§ Input data
»»
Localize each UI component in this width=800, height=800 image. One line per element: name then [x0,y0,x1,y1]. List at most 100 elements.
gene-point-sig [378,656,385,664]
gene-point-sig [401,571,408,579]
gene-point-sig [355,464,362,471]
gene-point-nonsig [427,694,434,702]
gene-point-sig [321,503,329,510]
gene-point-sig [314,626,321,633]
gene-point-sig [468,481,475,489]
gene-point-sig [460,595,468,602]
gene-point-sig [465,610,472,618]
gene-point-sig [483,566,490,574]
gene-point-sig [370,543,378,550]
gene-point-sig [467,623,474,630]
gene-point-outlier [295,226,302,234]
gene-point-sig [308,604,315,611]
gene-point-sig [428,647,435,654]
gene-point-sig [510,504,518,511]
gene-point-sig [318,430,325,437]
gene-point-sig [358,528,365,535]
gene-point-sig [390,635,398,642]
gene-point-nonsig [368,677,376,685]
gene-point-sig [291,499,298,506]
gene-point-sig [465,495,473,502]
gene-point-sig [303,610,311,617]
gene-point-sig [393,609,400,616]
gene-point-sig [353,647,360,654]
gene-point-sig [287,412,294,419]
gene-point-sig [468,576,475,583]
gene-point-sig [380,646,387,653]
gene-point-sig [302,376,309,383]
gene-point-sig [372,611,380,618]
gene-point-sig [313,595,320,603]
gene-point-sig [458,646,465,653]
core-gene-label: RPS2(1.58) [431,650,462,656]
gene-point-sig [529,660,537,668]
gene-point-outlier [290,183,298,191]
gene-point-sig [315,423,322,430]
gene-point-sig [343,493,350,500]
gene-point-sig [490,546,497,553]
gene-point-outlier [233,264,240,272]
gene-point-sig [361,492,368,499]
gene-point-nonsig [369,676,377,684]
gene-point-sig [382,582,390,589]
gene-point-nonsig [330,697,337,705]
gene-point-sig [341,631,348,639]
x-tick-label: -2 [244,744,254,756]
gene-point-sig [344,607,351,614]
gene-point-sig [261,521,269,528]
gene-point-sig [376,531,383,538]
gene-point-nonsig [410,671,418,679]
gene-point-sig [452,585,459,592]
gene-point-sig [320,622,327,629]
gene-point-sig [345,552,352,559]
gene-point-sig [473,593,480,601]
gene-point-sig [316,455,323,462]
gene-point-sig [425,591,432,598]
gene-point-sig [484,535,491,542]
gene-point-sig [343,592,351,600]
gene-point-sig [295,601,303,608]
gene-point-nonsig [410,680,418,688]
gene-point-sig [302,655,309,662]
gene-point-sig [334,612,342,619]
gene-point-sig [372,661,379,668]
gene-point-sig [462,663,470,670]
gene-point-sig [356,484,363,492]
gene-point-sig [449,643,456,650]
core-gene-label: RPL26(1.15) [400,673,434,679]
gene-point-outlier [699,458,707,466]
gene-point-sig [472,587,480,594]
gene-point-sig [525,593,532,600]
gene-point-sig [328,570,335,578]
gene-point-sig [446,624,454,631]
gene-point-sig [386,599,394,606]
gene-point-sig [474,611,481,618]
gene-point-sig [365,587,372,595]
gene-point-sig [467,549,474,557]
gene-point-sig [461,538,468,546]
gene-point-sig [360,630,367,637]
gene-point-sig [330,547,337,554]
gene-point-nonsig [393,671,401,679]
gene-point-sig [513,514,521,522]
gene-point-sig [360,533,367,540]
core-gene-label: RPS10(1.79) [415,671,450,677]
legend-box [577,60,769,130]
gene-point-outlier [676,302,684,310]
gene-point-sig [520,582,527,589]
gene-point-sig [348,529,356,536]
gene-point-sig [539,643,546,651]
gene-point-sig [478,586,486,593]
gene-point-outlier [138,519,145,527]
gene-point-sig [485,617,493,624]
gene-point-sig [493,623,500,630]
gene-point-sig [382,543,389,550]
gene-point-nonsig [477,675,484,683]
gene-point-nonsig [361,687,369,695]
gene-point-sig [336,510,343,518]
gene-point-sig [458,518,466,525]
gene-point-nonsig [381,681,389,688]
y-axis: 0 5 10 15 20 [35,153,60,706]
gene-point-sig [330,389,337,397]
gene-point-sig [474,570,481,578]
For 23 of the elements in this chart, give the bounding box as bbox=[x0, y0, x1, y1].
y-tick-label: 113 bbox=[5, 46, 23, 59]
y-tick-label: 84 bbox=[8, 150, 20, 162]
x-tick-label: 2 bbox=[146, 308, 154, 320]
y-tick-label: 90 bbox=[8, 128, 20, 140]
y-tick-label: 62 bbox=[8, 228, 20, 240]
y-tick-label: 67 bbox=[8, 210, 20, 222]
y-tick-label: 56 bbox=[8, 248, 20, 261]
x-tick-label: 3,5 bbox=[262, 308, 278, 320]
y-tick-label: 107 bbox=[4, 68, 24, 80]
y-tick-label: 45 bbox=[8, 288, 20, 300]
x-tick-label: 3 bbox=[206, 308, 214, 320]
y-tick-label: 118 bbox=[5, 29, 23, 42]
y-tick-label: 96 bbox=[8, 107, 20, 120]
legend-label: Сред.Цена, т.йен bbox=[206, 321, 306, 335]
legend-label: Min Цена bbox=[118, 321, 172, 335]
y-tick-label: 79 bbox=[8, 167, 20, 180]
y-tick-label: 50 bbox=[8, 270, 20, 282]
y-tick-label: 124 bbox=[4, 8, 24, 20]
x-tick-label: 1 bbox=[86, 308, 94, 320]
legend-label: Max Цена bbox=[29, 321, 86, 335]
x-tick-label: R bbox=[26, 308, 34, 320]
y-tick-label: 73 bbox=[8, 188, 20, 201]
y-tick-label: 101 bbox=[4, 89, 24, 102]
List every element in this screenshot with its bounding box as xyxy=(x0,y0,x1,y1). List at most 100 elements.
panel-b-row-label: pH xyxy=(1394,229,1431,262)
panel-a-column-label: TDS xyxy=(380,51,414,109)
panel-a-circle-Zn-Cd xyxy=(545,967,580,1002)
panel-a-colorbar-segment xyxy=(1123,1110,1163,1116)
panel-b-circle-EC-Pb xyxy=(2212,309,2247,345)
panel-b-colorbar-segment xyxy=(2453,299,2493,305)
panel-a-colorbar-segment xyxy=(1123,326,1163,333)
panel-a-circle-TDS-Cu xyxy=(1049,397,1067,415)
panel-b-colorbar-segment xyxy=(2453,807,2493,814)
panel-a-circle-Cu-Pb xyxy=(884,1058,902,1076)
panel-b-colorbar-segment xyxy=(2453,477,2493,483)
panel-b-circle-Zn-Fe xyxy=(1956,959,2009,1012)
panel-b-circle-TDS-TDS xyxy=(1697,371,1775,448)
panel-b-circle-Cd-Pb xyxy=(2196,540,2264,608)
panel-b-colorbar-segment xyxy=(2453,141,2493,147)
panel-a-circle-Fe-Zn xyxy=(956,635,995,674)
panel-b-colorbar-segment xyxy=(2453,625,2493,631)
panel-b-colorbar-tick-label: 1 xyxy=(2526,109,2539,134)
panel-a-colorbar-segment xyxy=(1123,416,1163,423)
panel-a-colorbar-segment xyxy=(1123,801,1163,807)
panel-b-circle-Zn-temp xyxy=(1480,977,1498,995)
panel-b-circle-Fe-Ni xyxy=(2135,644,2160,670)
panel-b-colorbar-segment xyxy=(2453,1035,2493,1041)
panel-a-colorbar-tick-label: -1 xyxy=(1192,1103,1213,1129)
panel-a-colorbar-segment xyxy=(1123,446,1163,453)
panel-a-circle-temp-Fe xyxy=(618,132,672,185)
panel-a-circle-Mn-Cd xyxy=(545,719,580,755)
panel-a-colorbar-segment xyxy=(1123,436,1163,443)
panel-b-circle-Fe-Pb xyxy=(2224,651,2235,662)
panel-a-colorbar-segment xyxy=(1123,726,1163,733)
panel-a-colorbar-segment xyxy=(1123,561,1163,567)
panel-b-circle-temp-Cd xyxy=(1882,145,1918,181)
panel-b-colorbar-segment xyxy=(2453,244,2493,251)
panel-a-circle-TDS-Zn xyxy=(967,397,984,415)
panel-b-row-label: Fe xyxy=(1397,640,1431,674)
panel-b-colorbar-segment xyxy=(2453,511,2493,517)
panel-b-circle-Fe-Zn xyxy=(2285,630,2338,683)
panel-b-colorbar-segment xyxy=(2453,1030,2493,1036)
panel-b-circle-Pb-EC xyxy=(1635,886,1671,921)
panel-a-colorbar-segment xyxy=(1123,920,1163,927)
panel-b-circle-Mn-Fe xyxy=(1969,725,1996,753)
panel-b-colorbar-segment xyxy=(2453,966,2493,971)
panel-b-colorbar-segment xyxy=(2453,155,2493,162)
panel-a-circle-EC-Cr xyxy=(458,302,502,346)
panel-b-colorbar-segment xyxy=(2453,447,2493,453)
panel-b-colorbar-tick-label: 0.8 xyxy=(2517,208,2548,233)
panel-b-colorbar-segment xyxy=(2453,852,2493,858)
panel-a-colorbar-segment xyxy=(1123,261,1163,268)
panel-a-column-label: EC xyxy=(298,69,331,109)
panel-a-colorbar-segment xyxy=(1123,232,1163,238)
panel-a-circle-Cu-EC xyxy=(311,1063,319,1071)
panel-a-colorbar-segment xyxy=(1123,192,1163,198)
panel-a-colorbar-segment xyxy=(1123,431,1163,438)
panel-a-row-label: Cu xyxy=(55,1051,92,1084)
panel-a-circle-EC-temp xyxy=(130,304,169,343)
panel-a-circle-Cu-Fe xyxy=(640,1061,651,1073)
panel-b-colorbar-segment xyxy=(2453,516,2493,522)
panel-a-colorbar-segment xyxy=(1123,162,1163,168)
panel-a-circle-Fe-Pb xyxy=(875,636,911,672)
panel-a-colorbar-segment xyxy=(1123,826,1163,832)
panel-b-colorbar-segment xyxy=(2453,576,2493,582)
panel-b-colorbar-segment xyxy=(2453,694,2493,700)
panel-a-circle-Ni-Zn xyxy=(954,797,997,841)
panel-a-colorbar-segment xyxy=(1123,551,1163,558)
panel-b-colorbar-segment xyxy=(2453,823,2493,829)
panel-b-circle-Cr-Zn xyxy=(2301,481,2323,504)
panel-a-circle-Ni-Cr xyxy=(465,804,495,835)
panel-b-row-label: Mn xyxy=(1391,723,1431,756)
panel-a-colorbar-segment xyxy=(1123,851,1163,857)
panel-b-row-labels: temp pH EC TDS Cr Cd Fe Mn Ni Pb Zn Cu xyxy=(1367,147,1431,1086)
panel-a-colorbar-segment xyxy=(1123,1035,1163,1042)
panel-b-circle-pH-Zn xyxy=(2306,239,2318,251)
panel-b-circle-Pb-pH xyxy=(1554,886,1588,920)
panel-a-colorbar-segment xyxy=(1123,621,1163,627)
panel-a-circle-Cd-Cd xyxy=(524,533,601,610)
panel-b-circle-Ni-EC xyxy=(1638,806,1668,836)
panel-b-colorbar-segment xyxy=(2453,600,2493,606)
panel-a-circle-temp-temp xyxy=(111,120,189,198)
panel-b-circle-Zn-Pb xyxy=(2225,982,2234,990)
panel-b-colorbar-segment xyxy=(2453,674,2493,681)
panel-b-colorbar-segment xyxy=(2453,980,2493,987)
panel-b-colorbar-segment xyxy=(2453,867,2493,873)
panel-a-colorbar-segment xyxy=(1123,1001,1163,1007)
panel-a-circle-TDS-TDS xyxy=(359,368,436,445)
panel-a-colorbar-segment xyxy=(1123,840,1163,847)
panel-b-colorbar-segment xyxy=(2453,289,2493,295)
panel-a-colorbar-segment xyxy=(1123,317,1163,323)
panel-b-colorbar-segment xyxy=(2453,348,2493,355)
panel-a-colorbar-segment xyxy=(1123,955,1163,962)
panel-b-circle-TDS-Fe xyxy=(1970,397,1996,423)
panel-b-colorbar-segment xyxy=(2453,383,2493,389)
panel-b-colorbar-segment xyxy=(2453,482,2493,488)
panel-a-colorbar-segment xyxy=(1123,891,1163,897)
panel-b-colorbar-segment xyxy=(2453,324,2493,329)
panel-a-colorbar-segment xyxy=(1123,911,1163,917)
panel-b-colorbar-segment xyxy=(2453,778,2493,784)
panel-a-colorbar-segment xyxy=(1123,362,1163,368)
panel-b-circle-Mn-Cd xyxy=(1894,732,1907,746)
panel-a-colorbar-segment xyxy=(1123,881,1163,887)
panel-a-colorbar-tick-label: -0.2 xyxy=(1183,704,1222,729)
««
§ Your objective
State how many lines of the listing above contain the string "bounding", matching case exactly, and give only the number.

§ Solution to the problem
2